TASK OBJECTIVE - Copy out the records precisely, omitting pictures.

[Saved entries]
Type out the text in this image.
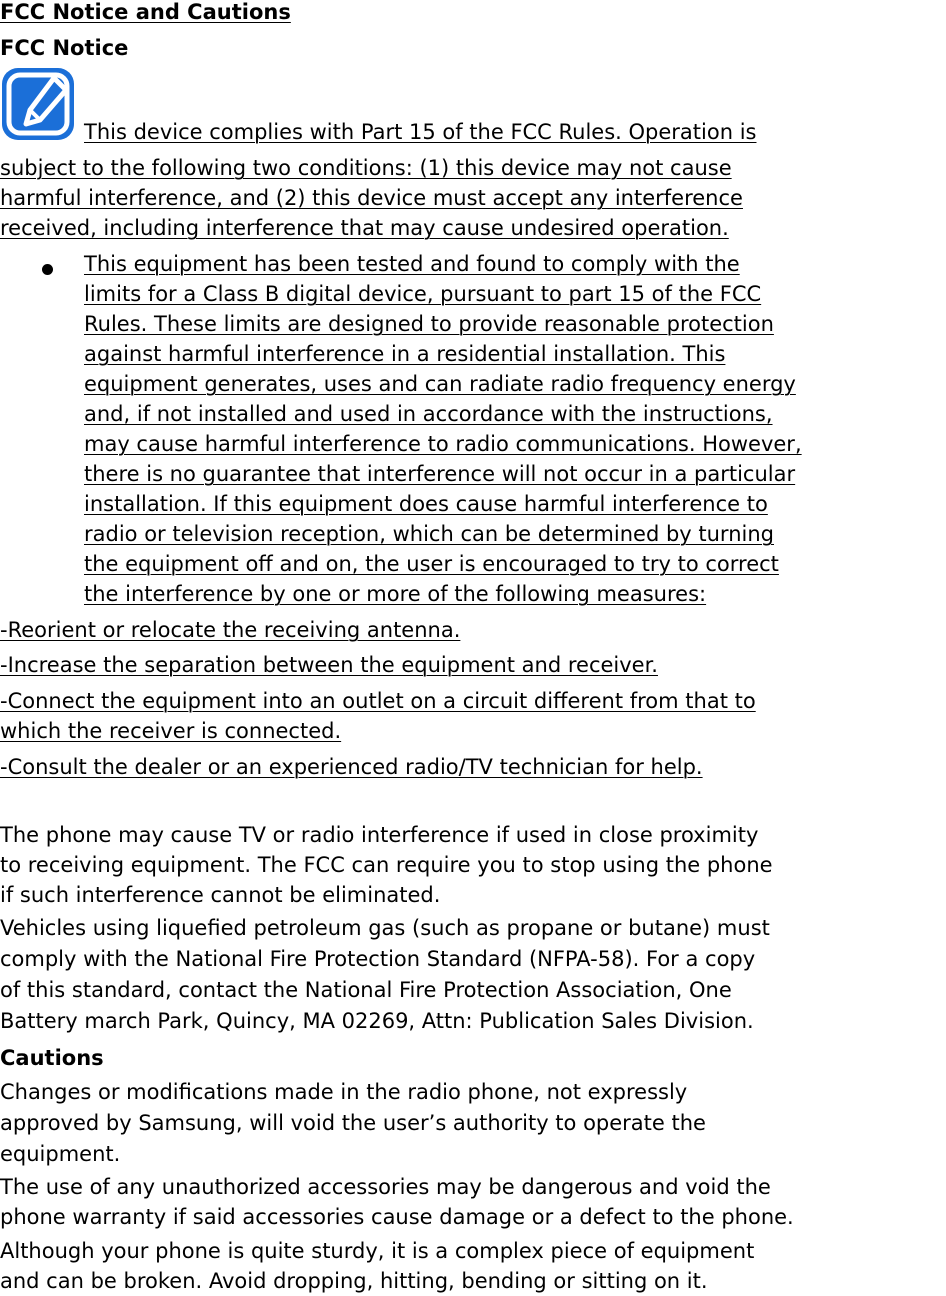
FCC Notice and Cautions
FCC Notice
This device complies with Part 15 of the FCC Rules. Operation is
subject to the following two conditions: (1) this device may not cause
harmful interference, and (2) this device must accept any interference
received, including interference that may cause undesired operation.
This equipment has been tested and found to comply with the
limits for a Class B digital device, pursuant to part 15 of the FCC
Rules. These limits are designed to provide reasonable protection
against harmful interference in a residential installation. This
equipment generates, uses and can radiate radio frequency energy
and, if not installed and used in accordance with the instructions,
may cause harmful interference to radio communications. However,
there is no guarantee that interference will not occur in a particular
installation. If this equipment does cause harmful interference to
radio or television reception, which can be determined by turning
the equipment off and on, the user is encouraged to try to correct
the interference by one or more of the following measures:
-Reorient or relocate the receiving antenna.
-Increase the separation between the equipment and receiver.
-Connect the equipment into an outlet on a circuit different from that to
which the receiver is connected.
-Consult the dealer or an experienced radio/TV technician for help.
The phone may cause TV or radio interference if used in close proximity
to receiving equipment. The FCC can require you to stop using the phone
if such interference cannot be eliminated.
Vehicles using liquefied petroleum gas (such as propane or butane) must
comply with the National Fire Protection Standard (NFPA-58). For a copy
of this standard, contact the National Fire Protection Association, One
Battery march Park, Quincy, MA 02269, Attn: Publication Sales Division.
Cautions
Changes or modifications made in the radio phone, not expressly
approved by Samsung, will void the user’s authority to operate the
equipment.
The use of any unauthorized accessories may be dangerous and void the
phone warranty if said accessories cause damage or a defect to the phone.
Although your phone is quite sturdy, it is a complex piece of equipment
and can be broken. Avoid dropping, hitting, bending or sitting on it.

THE ANSWER -
Type out the text in this image.
FCC Notice and Cautions
FCC Notice
This device complies with Part 15 of the FCC Rules. Operation is
subject to the following two conditions: (1) this device may not cause
harmful interference, and (2) this device must accept any interference
received, including interference that may cause undesired operation.
This equipment has been tested and found to comply with the
limits for a Class B digital device, pursuant to part 15 of the FCC
Rules. These limits are designed to provide reasonable protection
against harmful interference in a residential installation. This
equipment generates, uses and can radiate radio frequency energy
and, if not installed and used in accordance with the instructions,
may cause harmful interference to radio communications. However,
there is no guarantee that interference will not occur in a particular
installation. If this equipment does cause harmful interference to
radio or television reception, which can be determined by turning
the equipment off and on, the user is encouraged to try to correct
the interference by one or more of the following measures:
-Reorient or relocate the receiving antenna.
-Increase the separation between the equipment and receiver.
-Connect the equipment into an outlet on a circuit different from that to
which the receiver is connected.
-Consult the dealer or an experienced radio/TV technician for help.
The phone may cause TV or radio interference if used in close proximity
to receiving equipment. The FCC can require you to stop using the phone
if such interference cannot be eliminated.
Vehicles using liquefied petroleum gas (such as propane or butane) must
comply with the National Fire Protection Standard (NFPA-58). For a copy
of this standard, contact the National Fire Protection Association, One
Battery march Park, Quincy, MA 02269, Attn: Publication Sales Division.
Cautions
Changes or modifications made in the radio phone, not expressly
approved by Samsung, will void the user’s authority to operate the
equipment.
The use of any unauthorized accessories may be dangerous and void the
phone warranty if said accessories cause damage or a defect to the phone.
Although your phone is quite sturdy, it is a complex piece of equipment
and can be broken. Avoid dropping, hitting, bending or sitting on it.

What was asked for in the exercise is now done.